> Task to complete:
Select all lines holding the word "name" from the entries that follow.

-- BEGIN --

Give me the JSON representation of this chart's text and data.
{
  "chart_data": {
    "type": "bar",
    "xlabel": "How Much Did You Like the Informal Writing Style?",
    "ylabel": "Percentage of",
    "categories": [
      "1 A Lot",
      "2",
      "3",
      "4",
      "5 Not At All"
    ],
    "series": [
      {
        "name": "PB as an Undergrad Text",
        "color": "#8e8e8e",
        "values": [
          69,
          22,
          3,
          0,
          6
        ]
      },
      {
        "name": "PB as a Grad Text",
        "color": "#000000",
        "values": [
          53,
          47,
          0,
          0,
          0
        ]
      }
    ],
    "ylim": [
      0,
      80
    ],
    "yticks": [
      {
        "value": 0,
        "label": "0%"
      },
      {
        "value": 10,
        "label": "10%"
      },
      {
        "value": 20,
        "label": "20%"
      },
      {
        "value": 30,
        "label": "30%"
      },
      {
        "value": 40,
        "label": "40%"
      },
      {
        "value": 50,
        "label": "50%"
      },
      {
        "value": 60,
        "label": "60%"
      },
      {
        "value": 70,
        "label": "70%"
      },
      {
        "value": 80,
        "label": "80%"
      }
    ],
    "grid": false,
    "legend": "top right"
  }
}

-- END --

> Result for this exercise:
        "name": "PB as an Undergrad Text",
        "name": "PB as a Grad Text",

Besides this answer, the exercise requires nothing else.